任务要求
逐字打印从含有“Output each element”的那一行到含有“hawaii-island-molokai — [216, 364, 226, 370]”的那一行之间的各行，首尾两行都算在内。答案中不要包含图片。

====== 所给数据

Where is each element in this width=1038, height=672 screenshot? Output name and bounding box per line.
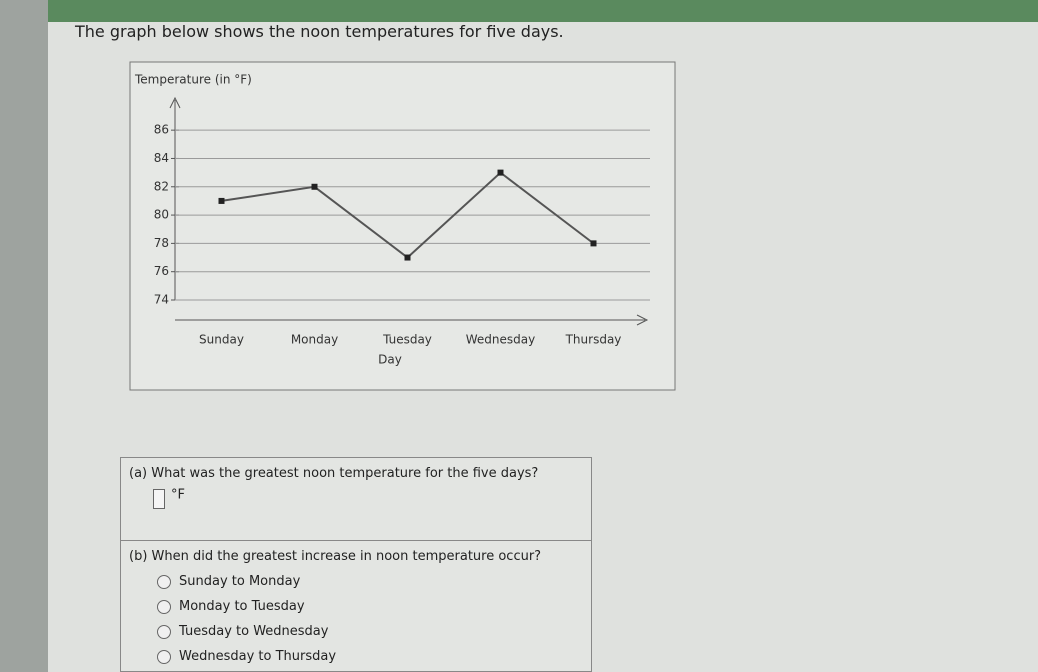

============
====== 所给数据

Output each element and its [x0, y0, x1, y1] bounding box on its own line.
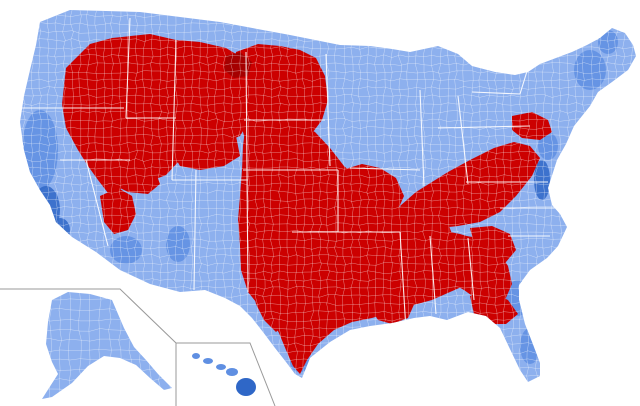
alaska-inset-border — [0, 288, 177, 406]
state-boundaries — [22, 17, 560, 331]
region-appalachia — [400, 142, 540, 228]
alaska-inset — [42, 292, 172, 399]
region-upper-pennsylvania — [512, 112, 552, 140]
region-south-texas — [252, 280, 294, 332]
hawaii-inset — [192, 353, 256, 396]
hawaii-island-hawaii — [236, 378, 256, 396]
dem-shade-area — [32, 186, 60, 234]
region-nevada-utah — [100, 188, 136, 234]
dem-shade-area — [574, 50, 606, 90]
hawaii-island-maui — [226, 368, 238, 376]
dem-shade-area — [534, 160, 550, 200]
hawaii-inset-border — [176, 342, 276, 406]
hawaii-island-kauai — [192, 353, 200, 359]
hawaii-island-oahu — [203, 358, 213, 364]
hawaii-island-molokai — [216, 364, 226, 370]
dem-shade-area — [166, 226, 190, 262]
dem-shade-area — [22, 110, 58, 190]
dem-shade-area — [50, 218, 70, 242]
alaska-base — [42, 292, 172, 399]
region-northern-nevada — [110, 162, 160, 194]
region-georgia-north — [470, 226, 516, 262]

============

本题作答
Output each element and its [x0, y0, x1, y1] bounding box on its own line.
alaska-inset-border — [0, 288, 177, 406]
state-boundaries — [22, 17, 560, 331]
region-appalachia — [400, 142, 540, 228]
alaska-inset — [42, 292, 172, 399]
region-upper-pennsylvania — [512, 112, 552, 140]
region-south-texas — [252, 280, 294, 332]
hawaii-inset — [192, 353, 256, 396]
hawaii-island-hawaii — [236, 378, 256, 396]
dem-shade-area — [32, 186, 60, 234]
region-nevada-utah — [100, 188, 136, 234]
dem-shade-area — [574, 50, 606, 90]
hawaii-island-maui — [226, 368, 238, 376]
dem-shade-area — [534, 160, 550, 200]
hawaii-inset-border — [176, 342, 276, 406]
hawaii-island-kauai — [192, 353, 200, 359]
hawaii-island-oahu — [203, 358, 213, 364]
hawaii-island-molokai — [216, 364, 226, 370]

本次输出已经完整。